[Dataset items]
★ ★ ★ ★
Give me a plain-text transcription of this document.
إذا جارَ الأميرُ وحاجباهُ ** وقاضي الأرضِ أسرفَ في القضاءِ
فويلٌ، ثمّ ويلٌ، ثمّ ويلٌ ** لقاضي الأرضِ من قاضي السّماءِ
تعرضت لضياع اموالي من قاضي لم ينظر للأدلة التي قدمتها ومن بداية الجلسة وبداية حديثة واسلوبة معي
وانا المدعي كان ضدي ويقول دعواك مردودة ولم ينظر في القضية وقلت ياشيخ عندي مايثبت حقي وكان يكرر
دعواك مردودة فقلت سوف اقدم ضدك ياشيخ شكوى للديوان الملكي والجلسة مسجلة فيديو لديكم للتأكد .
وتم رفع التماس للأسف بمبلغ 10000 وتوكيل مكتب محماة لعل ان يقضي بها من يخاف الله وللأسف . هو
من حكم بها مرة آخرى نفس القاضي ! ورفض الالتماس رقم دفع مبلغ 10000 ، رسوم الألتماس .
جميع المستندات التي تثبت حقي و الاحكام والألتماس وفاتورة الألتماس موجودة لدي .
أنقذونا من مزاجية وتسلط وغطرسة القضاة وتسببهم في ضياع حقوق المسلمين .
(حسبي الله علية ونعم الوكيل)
★ ★ ★ ★
*Task brief*: Return each entry from above without altering a single character.

*Exercise result*:
Give me a plain-text transcription of this document.
إذا جارَ الأميرُ وحاجباهُ ** وقاضي الأرضِ أسرفَ في القضاءِ
فويلٌ، ثمّ ويلٌ، ثمّ ويلٌ ** لقاضي الأرضِ من قاضي السّماءِ
تعرضت لضياع اموالي من قاضي لم ينظر للأدلة التي قدمتها ومن بداية الجلسة وبداية حديثة واسلوبة معي
وانا المدعي كان ضدي ويقول دعواك مردودة ولم ينظر في القضية وقلت ياشيخ عندي مايثبت حقي وكان يكرر
دعواك مردودة فقلت سوف اقدم ضدك ياشيخ شكوى للديوان الملكي والجلسة مسجلة فيديو لديكم للتأكد .
وتم رفع التماس للأسف بمبلغ 10000 وتوكيل مكتب محماة لعل ان يقضي بها من يخاف الله وللأسف . هو
من حكم بها مرة آخرى نفس القاضي ! ورفض الالتماس رقم دفع مبلغ 10000 ، رسوم الألتماس .
جميع المستندات التي تثبت حقي و الاحكام والألتماس وفاتورة الألتماس موجودة لدي .
أنقذونا من مزاجية وتسلط وغطرسة القضاة وتسببهم في ضياع حقوق المسلمين .
(حسبي الله علية ونعم الوكيل)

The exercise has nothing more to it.